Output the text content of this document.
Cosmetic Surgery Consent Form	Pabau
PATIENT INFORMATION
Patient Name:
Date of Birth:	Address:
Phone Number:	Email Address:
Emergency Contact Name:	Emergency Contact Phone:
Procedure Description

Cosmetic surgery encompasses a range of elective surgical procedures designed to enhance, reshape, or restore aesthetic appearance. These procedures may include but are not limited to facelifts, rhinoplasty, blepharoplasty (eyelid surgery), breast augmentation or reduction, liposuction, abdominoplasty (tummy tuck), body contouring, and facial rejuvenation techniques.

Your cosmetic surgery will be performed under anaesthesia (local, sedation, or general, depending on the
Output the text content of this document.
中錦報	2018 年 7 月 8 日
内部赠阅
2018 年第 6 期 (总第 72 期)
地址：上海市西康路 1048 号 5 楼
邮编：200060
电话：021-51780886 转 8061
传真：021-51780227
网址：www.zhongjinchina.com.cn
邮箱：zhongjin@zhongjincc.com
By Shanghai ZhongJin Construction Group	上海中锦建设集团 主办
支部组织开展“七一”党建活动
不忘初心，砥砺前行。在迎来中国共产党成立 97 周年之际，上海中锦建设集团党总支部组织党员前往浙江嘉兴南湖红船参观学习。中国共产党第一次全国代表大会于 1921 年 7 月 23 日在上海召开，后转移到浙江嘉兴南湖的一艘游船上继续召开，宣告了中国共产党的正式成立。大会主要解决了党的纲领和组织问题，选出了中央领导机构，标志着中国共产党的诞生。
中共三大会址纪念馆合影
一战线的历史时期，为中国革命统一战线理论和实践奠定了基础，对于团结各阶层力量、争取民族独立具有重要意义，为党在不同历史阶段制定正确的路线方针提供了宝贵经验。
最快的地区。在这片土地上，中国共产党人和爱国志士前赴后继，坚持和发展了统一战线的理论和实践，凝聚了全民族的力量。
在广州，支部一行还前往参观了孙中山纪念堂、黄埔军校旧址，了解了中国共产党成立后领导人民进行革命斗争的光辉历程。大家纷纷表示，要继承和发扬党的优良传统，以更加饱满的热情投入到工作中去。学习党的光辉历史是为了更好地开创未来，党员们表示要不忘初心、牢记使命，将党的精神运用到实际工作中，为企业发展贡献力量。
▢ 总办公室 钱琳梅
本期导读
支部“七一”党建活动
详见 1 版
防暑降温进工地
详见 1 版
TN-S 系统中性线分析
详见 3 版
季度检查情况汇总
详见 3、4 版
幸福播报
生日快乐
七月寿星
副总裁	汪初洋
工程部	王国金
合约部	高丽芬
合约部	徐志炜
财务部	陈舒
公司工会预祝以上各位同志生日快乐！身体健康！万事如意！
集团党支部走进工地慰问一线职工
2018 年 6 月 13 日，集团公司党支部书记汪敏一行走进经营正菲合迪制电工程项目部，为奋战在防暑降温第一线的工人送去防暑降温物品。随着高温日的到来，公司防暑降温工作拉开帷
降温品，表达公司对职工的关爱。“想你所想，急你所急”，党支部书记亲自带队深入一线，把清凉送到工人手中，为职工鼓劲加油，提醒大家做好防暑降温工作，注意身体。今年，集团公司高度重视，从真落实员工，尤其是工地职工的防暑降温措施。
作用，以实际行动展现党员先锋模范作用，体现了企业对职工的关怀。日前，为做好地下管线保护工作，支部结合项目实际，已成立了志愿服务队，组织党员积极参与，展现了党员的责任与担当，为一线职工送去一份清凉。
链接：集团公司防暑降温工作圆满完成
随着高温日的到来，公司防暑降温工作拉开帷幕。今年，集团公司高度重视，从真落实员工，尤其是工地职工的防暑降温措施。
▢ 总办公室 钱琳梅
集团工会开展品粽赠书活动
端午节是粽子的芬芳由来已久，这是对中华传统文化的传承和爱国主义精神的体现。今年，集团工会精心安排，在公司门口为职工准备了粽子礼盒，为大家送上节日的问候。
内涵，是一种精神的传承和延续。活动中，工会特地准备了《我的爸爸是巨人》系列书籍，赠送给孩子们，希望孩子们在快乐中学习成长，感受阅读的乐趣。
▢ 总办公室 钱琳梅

+ + + +

EXERCISE REQUIREMENTS
Each line must be given again exactly as written above.

OUTPUT
Output the text content of this document.
Cosmetic Surgery Consent Form	Pabau
PATIENT INFORMATION
Patient Name:
Date of Birth:	Address:
Phone Number:	Email Address:
Emergency Contact Name:	Emergency Contact Phone:
Procedure Description

Cosmetic surgery encompasses a range of elective surgical procedures designed to enhance, reshape, or restore aesthetic appearance. These procedures may include but are not limited to facelifts, rhinoplasty, blepharoplasty (eyelid surgery), breast augmentation or reduction, liposuction, abdominoplasty (tummy tuck), body contouring, and facial rejuvenation techniques.

Your cosmetic surgery will be performed under anaesthesia (local, sedation, or general, depending on the
Output the text content of this document.
中錦報	2018 年 7 月 8 日
内部赠阅
2018 年第 6 期 (总第 72 期)
地址：上海市西康路 1048 号 5 楼
邮编：200060
电话：021-51780886 转 8061
传真：021-51780227
网址：www.zhongjinchina.com.cn
邮箱：zhongjin@zhongjincc.com
By Shanghai ZhongJin Construction Group	上海中锦建设集团 主办
支部组织开展“七一”党建活动
不忘初心，砥砺前行。在迎来中国共产党成立 97 周年之际，上海中锦建设集团党总支部组织党员前往浙江嘉兴南湖红船参观学习。中国共产党第一次全国代表大会于 1921 年 7 月 23 日在上海召开，后转移到浙江嘉兴南湖的一艘游船上继续召开，宣告了中国共产党的正式成立。大会主要解决了党的纲领和组织问题，选出了中央领导机构，标志着中国共产党的诞生。
中共三大会址纪念馆合影
一战线的历史时期，为中国革命统一战线理论和实践奠定了基础，对于团结各阶层力量、争取民族独立具有重要意义，为党在不同历史阶段制定正确的路线方针提供了宝贵经验。
最快的地区。在这片土地上，中国共产党人和爱国志士前赴后继，坚持和发展了统一战线的理论和实践，凝聚了全民族的力量。
在广州，支部一行还前往参观了孙中山纪念堂、黄埔军校旧址，了解了中国共产党成立后领导人民进行革命斗争的光辉历程。大家纷纷表示，要继承和发扬党的优良传统，以更加饱满的热情投入到工作中去。学习党的光辉历史是为了更好地开创未来，党员们表示要不忘初心、牢记使命，将党的精神运用到实际工作中，为企业发展贡献力量。
▢ 总办公室 钱琳梅
本期导读
支部“七一”党建活动
详见 1 版
防暑降温进工地
详见 1 版
TN-S 系统中性线分析
详见 3 版
季度检查情况汇总
详见 3、4 版
幸福播报
生日快乐
七月寿星
副总裁	汪初洋
工程部	王国金
合约部	高丽芬
合约部	徐志炜
财务部	陈舒
公司工会预祝以上各位同志生日快乐！身体健康！万事如意！
集团党支部走进工地慰问一线职工
2018 年 6 月 13 日，集团公司党支部书记汪敏一行走进经营正菲合迪制电工程项目部，为奋战在防暑降温第一线的工人送去防暑降温物品。随着高温日的到来，公司防暑降温工作拉开帷
降温品，表达公司对职工的关爱。“想你所想，急你所急”，党支部书记亲自带队深入一线，把清凉送到工人手中，为职工鼓劲加油，提醒大家做好防暑降温工作，注意身体。今年，集团公司高度重视，从真落实员工，尤其是工地职工的防暑降温措施。
作用，以实际行动展现党员先锋模范作用，体现了企业对职工的关怀。日前，为做好地下管线保护工作，支部结合项目实际，已成立了志愿服务队，组织党员积极参与，展现了党员的责任与担当，为一线职工送去一份清凉。
链接：集团公司防暑降温工作圆满完成
随着高温日的到来，公司防暑降温工作拉开帷幕。今年，集团公司高度重视，从真落实员工，尤其是工地职工的防暑降温措施。
▢ 总办公室 钱琳梅
集团工会开展品粽赠书活动
端午节是粽子的芬芳由来已久，这是对中华传统文化的传承和爱国主义精神的体现。今年，集团工会精心安排，在公司门口为职工准备了粽子礼盒，为大家送上节日的问候。
内涵，是一种精神的传承和延续。活动中，工会特地准备了《我的爸爸是巨人》系列书籍，赠送给孩子们，希望孩子们在快乐中学习成长，感受阅读的乐趣。
▢ 总办公室 钱琳梅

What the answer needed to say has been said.